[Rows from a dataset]
--- Begin ---

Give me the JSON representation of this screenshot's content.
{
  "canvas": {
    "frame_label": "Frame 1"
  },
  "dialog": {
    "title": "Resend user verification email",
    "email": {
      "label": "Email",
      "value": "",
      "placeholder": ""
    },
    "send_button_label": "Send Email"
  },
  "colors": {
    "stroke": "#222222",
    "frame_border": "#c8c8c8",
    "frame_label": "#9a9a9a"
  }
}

--- End ---

Written problem
Reproduce all of the data exactly as given.

Expected answer
Give me the JSON representation of this screenshot's content.
{
  "canvas": {
    "frame_label": "Frame 1"
  },
  "dialog": {
    "title": "Resend user verification email",
    "email": {
      "label": "Email",
      "value": "",
      "placeholder": ""
    },
    "send_button_label": "Send Email"
  },
  "colors": {
    "stroke": "#222222",
    "frame_border": "#c8c8c8",
    "frame_label": "#9a9a9a"
  }
}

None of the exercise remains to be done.